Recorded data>

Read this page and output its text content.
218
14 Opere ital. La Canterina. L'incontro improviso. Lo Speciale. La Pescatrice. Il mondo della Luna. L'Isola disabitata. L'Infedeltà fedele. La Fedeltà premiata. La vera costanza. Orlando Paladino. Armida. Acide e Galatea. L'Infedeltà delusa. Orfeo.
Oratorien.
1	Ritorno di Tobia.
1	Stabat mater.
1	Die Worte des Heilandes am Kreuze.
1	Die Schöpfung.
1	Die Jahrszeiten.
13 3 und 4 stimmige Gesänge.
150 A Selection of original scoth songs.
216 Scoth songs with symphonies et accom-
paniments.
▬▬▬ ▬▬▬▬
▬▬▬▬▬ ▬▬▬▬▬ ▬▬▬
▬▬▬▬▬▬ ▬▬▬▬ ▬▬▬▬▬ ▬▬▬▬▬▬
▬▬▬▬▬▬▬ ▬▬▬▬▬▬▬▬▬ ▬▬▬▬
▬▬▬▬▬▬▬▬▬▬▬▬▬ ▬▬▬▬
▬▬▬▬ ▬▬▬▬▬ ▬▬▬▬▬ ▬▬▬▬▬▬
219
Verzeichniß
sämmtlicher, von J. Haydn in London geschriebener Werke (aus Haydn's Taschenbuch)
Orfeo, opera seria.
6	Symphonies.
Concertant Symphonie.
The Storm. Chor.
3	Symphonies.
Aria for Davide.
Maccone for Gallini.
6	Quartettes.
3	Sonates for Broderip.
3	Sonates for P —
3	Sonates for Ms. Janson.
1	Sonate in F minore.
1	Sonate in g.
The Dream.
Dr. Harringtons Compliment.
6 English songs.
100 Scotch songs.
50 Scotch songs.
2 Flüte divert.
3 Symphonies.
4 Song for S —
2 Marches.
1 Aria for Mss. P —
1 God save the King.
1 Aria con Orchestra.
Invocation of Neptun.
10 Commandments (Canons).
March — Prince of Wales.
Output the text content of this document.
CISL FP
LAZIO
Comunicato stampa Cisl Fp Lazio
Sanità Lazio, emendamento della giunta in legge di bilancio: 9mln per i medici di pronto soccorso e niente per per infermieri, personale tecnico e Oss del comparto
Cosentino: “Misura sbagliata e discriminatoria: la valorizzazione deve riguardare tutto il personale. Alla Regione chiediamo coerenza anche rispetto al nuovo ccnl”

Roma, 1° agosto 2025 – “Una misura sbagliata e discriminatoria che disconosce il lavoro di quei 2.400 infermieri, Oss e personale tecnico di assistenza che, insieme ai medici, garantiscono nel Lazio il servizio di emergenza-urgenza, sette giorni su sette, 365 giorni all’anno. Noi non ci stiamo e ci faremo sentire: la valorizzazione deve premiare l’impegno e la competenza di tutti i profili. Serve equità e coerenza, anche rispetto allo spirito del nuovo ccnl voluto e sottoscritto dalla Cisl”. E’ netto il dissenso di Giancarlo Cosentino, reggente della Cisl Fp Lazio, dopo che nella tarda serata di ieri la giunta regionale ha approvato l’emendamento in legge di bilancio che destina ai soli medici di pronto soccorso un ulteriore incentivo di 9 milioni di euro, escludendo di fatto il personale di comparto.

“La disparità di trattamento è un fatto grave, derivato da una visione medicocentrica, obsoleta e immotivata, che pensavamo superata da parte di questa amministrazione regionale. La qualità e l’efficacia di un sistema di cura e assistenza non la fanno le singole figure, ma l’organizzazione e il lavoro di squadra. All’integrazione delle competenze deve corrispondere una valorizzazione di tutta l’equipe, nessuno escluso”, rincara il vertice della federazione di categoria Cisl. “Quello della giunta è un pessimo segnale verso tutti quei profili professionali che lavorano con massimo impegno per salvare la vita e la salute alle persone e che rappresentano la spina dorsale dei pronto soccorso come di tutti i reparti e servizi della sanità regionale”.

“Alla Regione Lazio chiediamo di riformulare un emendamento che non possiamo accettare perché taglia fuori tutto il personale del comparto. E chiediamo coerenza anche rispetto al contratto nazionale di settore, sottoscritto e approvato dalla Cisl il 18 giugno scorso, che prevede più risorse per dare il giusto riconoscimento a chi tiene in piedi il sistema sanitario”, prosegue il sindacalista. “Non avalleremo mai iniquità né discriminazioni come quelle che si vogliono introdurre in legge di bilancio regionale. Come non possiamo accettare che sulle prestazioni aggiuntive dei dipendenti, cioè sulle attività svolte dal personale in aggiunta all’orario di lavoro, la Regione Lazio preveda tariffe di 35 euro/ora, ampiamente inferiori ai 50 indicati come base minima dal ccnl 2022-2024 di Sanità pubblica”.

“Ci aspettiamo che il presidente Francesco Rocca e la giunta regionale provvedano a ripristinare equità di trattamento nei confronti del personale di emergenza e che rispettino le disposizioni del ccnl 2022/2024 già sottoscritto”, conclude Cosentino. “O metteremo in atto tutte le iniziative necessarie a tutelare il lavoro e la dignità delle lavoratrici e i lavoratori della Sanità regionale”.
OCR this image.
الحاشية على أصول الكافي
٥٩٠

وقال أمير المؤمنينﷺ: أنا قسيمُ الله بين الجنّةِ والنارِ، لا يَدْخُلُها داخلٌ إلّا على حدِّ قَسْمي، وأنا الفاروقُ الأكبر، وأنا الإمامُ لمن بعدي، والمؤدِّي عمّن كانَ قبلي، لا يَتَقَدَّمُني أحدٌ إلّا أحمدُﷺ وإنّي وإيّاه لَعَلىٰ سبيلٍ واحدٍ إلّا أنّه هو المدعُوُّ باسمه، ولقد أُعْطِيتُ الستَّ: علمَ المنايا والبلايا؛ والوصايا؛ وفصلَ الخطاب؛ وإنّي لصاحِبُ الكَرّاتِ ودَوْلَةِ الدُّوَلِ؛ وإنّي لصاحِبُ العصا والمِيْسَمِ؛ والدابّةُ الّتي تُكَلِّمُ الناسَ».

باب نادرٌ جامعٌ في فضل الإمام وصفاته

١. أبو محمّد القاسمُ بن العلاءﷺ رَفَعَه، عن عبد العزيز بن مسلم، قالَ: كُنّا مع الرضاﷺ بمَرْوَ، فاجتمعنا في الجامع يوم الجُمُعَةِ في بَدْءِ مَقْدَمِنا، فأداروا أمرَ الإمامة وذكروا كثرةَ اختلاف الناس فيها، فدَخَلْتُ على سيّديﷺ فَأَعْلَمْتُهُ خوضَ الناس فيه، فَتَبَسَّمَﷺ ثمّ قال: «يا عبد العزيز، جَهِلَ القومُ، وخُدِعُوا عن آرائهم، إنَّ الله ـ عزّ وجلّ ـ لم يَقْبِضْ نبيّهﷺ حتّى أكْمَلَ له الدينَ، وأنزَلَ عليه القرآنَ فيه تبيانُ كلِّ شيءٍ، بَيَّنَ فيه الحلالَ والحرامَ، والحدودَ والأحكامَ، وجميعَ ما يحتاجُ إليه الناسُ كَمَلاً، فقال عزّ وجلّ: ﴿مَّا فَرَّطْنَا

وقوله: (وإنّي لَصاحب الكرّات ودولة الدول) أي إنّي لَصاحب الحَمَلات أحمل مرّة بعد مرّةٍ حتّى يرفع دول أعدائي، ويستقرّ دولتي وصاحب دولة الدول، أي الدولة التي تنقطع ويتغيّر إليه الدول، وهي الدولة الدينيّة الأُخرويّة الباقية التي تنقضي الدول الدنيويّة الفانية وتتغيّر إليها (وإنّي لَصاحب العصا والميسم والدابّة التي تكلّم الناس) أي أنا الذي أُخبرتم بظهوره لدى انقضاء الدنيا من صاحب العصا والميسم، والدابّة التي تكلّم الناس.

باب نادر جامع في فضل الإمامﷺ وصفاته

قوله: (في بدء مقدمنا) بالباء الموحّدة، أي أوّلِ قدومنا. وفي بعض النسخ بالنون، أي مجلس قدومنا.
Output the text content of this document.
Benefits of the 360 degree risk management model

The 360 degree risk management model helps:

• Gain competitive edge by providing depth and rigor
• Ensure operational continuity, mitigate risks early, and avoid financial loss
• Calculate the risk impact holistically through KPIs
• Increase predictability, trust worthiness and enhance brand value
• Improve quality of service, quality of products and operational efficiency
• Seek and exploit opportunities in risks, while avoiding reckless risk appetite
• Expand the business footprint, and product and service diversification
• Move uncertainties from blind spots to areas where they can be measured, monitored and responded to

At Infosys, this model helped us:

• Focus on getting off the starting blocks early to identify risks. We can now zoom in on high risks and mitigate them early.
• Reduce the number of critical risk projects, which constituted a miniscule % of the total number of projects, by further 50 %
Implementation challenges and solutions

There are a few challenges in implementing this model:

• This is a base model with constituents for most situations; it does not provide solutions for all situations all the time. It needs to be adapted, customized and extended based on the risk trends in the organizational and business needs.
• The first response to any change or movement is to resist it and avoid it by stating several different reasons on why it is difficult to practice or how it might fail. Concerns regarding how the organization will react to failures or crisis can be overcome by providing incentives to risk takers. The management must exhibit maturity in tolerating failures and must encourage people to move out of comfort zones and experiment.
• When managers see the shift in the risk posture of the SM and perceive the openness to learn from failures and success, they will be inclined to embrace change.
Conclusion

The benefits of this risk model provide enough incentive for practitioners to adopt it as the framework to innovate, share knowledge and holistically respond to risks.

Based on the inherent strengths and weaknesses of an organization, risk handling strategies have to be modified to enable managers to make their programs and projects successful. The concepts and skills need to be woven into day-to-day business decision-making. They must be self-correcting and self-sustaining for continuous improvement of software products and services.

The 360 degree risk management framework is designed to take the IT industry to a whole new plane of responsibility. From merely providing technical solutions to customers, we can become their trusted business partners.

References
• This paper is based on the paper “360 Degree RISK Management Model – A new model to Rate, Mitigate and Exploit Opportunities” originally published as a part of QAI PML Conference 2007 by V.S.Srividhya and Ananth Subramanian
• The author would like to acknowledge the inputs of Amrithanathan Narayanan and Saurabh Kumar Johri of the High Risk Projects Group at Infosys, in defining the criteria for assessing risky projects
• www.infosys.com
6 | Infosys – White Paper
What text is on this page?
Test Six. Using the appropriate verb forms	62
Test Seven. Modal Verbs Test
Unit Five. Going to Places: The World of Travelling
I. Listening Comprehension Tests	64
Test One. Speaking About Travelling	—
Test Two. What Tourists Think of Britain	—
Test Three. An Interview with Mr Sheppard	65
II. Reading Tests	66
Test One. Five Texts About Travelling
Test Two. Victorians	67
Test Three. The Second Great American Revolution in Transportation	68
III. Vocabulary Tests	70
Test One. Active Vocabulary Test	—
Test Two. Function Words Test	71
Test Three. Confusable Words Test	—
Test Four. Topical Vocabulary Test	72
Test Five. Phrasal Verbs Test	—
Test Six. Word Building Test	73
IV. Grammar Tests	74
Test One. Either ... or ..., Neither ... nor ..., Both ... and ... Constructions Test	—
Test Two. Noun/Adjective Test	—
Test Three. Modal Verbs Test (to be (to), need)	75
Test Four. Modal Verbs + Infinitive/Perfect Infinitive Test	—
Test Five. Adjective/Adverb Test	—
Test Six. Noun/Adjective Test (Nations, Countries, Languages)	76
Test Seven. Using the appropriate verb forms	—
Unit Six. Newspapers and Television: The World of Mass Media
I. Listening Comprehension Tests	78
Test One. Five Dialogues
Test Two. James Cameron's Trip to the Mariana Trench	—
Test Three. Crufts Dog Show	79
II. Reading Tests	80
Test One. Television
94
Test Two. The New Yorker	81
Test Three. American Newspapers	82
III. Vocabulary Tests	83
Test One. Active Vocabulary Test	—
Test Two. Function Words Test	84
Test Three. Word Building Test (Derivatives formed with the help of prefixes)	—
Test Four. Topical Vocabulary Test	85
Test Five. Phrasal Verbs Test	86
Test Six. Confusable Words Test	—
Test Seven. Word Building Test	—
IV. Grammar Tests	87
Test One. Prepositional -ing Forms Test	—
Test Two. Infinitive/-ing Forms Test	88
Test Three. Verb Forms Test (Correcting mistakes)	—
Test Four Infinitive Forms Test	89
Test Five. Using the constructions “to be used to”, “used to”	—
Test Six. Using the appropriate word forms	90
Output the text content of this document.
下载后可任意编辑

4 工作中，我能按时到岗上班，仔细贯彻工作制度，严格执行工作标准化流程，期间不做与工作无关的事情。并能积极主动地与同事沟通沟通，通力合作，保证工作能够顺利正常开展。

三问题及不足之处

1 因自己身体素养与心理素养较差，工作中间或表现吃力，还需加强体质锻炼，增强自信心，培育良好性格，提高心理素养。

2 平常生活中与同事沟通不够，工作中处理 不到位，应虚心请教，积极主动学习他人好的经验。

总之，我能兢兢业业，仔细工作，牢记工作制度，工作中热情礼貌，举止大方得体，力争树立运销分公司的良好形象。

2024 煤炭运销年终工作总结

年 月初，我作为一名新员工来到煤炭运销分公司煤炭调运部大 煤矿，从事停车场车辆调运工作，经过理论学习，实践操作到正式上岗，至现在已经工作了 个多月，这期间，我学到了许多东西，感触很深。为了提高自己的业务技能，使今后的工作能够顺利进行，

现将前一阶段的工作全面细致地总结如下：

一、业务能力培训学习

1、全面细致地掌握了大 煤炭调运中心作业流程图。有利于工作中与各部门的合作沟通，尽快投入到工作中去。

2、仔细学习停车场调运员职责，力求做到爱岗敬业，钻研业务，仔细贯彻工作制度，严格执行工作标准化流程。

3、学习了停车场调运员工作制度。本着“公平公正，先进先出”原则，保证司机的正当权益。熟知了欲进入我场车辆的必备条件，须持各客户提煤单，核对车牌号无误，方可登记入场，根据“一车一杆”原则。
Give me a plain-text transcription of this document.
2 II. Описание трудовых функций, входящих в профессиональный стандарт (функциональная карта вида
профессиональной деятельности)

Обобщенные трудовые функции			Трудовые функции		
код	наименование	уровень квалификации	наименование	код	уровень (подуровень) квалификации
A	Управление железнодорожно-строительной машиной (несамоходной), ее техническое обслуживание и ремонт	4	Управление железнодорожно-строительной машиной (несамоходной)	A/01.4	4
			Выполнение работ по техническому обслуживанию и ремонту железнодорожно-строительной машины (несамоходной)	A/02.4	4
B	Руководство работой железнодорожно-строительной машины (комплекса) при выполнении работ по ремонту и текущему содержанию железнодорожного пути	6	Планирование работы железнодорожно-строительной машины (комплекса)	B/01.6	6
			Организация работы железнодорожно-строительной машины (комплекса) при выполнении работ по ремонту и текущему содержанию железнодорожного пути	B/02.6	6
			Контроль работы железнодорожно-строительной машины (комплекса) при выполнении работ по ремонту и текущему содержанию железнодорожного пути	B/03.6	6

EXERCISE BRIEF> Write out, word for word, every line from the one containing "Give me a plain-text" through the last line of the records above.

SOLUTION TO THE PROBLEM>
Give me a plain-text transcription of this document.
2 II. Описание трудовых функций, входящих в профессиональный стандарт (функциональная карта вида
профессиональной деятельности)

Обобщенные трудовые функции			Трудовые функции		
код	наименование	уровень квалификации	наименование	код	уровень (подуровень) квалификации
A	Управление железнодорожно-строительной машиной (несамоходной), ее техническое обслуживание и ремонт	4	Управление железнодорожно-строительной машиной (несамоходной)	A/01.4	4
			Выполнение работ по техническому обслуживанию и ремонту железнодорожно-строительной машины (несамоходной)	A/02.4	4
B	Руководство работой железнодорожно-строительной машины (комплекса) при выполнении работ по ремонту и текущему содержанию железнодорожного пути	6	Планирование работы железнодорожно-строительной машины (комплекса)	B/01.6	6
			Организация работы железнодорожно-строительной машины (комплекса) при выполнении работ по ремонту и текущему содержанию железнодорожного пути	B/02.6	6
			Контроль работы железнодорожно-строительной машины (комплекса) при выполнении работ по ремонту и текущему содержанию железнодорожного пути	B/03.6	6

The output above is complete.